*** RECORD EXCERPTS
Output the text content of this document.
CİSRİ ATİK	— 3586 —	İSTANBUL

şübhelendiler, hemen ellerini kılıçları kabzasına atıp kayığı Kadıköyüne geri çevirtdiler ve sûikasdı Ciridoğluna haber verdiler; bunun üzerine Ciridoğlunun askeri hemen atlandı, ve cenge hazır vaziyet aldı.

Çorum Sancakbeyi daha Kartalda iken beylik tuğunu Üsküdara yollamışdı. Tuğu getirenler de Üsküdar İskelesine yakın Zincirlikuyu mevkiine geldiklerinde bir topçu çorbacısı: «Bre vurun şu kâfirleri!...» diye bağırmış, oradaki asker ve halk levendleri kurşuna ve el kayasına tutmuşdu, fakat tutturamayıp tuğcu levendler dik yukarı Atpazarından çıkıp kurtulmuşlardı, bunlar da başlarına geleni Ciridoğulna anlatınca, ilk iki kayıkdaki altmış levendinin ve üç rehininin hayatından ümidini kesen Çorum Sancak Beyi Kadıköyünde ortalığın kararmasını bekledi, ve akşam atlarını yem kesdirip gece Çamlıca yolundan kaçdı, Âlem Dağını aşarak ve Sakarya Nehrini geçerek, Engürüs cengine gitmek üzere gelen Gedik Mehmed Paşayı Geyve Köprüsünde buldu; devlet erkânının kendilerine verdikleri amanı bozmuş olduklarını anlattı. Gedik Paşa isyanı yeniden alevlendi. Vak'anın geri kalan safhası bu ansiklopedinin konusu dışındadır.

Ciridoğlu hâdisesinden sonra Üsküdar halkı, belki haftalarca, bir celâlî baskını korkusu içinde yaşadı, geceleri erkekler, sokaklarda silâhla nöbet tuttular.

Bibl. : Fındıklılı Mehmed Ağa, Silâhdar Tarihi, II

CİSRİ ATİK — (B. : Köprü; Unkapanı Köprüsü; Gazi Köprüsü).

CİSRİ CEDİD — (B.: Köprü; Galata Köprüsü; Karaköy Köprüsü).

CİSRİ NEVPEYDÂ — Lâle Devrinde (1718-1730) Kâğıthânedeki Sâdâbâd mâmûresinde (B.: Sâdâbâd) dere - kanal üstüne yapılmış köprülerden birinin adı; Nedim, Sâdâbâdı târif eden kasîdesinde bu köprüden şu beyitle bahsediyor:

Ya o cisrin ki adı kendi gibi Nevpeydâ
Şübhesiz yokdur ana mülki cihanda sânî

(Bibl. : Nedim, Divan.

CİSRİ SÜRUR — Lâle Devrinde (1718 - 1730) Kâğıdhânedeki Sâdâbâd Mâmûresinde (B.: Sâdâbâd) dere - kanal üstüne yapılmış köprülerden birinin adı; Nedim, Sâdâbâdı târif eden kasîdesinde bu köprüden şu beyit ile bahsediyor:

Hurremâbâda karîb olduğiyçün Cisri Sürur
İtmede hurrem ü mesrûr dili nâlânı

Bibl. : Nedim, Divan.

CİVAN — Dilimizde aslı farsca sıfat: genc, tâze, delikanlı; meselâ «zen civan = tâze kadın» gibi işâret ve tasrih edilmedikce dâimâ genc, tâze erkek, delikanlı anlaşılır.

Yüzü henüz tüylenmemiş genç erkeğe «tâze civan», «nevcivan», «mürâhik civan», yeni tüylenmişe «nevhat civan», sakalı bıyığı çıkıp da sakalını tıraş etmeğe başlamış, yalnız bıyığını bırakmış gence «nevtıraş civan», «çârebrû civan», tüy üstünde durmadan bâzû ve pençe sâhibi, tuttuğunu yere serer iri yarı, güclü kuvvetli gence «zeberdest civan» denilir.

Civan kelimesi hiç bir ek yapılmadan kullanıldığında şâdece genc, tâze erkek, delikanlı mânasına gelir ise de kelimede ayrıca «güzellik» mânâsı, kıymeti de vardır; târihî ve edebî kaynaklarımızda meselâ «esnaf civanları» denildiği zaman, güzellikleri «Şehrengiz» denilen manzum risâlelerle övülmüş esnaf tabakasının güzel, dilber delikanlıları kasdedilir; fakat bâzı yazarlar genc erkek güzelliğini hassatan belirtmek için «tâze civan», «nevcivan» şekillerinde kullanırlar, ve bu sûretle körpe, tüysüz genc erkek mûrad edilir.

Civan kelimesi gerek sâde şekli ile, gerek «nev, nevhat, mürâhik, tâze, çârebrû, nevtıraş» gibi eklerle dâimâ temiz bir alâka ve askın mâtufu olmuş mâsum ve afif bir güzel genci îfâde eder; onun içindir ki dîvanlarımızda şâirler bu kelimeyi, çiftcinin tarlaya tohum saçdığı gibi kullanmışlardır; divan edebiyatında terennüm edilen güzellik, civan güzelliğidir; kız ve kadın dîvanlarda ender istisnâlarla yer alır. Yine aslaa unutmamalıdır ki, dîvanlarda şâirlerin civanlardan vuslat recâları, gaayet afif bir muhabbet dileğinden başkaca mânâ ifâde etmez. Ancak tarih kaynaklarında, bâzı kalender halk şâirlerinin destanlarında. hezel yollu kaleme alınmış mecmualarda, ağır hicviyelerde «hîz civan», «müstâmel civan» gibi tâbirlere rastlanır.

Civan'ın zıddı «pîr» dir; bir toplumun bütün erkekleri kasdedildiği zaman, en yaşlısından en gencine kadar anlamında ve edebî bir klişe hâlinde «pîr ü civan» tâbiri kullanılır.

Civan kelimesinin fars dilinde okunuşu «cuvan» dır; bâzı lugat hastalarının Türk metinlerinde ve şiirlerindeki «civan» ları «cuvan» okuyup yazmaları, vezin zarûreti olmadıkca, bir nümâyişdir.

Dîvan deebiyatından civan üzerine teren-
******
REQUIRED WORK. Reproduce each record exactly, leaving nothing out.

FULL ANSWER.
Output the text content of this document.
CİSRİ ATİK	— 3586 —	İSTANBUL

şübhelendiler, hemen ellerini kılıçları kabzasına atıp kayığı Kadıköyüne geri çevirtdiler ve sûikasdı Ciridoğluna haber verdiler; bunun üzerine Ciridoğlunun askeri hemen atlandı, ve cenge hazır vaziyet aldı.

Çorum Sancakbeyi daha Kartalda iken beylik tuğunu Üsküdara yollamışdı. Tuğu getirenler de Üsküdar İskelesine yakın Zincirlikuyu mevkiine geldiklerinde bir topçu çorbacısı: «Bre vurun şu kâfirleri!...» diye bağırmış, oradaki asker ve halk levendleri kurşuna ve el kayasına tutmuşdu, fakat tutturamayıp tuğcu levendler dik yukarı Atpazarından çıkıp kurtulmuşlardı, bunlar da başlarına geleni Ciridoğulna anlatınca, ilk iki kayıkdaki altmış levendinin ve üç rehininin hayatından ümidini kesen Çorum Sancak Beyi Kadıköyünde ortalığın kararmasını bekledi, ve akşam atlarını yem kesdirip gece Çamlıca yolundan kaçdı, Âlem Dağını aşarak ve Sakarya Nehrini geçerek, Engürüs cengine gitmek üzere gelen Gedik Mehmed Paşayı Geyve Köprüsünde buldu; devlet erkânının kendilerine verdikleri amanı bozmuş olduklarını anlattı. Gedik Paşa isyanı yeniden alevlendi. Vak'anın geri kalan safhası bu ansiklopedinin konusu dışındadır.

Ciridoğlu hâdisesinden sonra Üsküdar halkı, belki haftalarca, bir celâlî baskını korkusu içinde yaşadı, geceleri erkekler, sokaklarda silâhla nöbet tuttular.

Bibl. : Fındıklılı Mehmed Ağa, Silâhdar Tarihi, II

CİSRİ ATİK — (B. : Köprü; Unkapanı Köprüsü; Gazi Köprüsü).

CİSRİ CEDİD — (B.: Köprü; Galata Köprüsü; Karaköy Köprüsü).

CİSRİ NEVPEYDÂ — Lâle Devrinde (1718-1730) Kâğıthânedeki Sâdâbâd mâmûresinde (B.: Sâdâbâd) dere - kanal üstüne yapılmış köprülerden birinin adı; Nedim, Sâdâbâdı târif eden kasîdesinde bu köprüden şu beyitle bahsediyor:

Ya o cisrin ki adı kendi gibi Nevpeydâ
Şübhesiz yokdur ana mülki cihanda sânî

(Bibl. : Nedim, Divan.

CİSRİ SÜRUR — Lâle Devrinde (1718 - 1730) Kâğıdhânedeki Sâdâbâd Mâmûresinde (B.: Sâdâbâd) dere - kanal üstüne yapılmış köprülerden birinin adı; Nedim, Sâdâbâdı târif eden kasîdesinde bu köprüden şu beyit ile bahsediyor:

Hurremâbâda karîb olduğiyçün Cisri Sürur
İtmede hurrem ü mesrûr dili nâlânı

Bibl. : Nedim, Divan.

CİVAN — Dilimizde aslı farsca sıfat: genc, tâze, delikanlı; meselâ «zen civan = tâze kadın» gibi işâret ve tasrih edilmedikce dâimâ genc, tâze erkek, delikanlı anlaşılır.

Yüzü henüz tüylenmemiş genç erkeğe «tâze civan», «nevcivan», «mürâhik civan», yeni tüylenmişe «nevhat civan», sakalı bıyığı çıkıp da sakalını tıraş etmeğe başlamış, yalnız bıyığını bırakmış gence «nevtıraş civan», «çârebrû civan», tüy üstünde durmadan bâzû ve pençe sâhibi, tuttuğunu yere serer iri yarı, güclü kuvvetli gence «zeberdest civan» denilir.

Civan kelimesi hiç bir ek yapılmadan kullanıldığında şâdece genc, tâze erkek, delikanlı mânasına gelir ise de kelimede ayrıca «güzellik» mânâsı, kıymeti de vardır; târihî ve edebî kaynaklarımızda meselâ «esnaf civanları» denildiği zaman, güzellikleri «Şehrengiz» denilen manzum risâlelerle övülmüş esnaf tabakasının güzel, dilber delikanlıları kasdedilir; fakat bâzı yazarlar genc erkek güzelliğini hassatan belirtmek için «tâze civan», «nevcivan» şekillerinde kullanırlar, ve bu sûretle körpe, tüysüz genc erkek mûrad edilir.

Civan kelimesi gerek sâde şekli ile, gerek «nev, nevhat, mürâhik, tâze, çârebrû, nevtıraş» gibi eklerle dâimâ temiz bir alâka ve askın mâtufu olmuş mâsum ve afif bir güzel genci îfâde eder; onun içindir ki dîvanlarımızda şâirler bu kelimeyi, çiftcinin tarlaya tohum saçdığı gibi kullanmışlardır; divan edebiyatında terennüm edilen güzellik, civan güzelliğidir; kız ve kadın dîvanlarda ender istisnâlarla yer alır. Yine aslaa unutmamalıdır ki, dîvanlarda şâirlerin civanlardan vuslat recâları, gaayet afif bir muhabbet dileğinden başkaca mânâ ifâde etmez. Ancak tarih kaynaklarında, bâzı kalender halk şâirlerinin destanlarında. hezel yollu kaleme alınmış mecmualarda, ağır hicviyelerde «hîz civan», «müstâmel civan» gibi tâbirlere rastlanır.

Civan'ın zıddı «pîr» dir; bir toplumun bütün erkekleri kasdedildiği zaman, en yaşlısından en gencine kadar anlamında ve edebî bir klişe hâlinde «pîr ü civan» tâbiri kullanılır.

Civan kelimesinin fars dilinde okunuşu «cuvan» dır; bâzı lugat hastalarının Türk metinlerinde ve şiirlerindeki «civan» ları «cuvan» okuyup yazmaları, vezin zarûreti olmadıkca, bir nümâyişdir.

Dîvan deebiyatından civan üzerine teren-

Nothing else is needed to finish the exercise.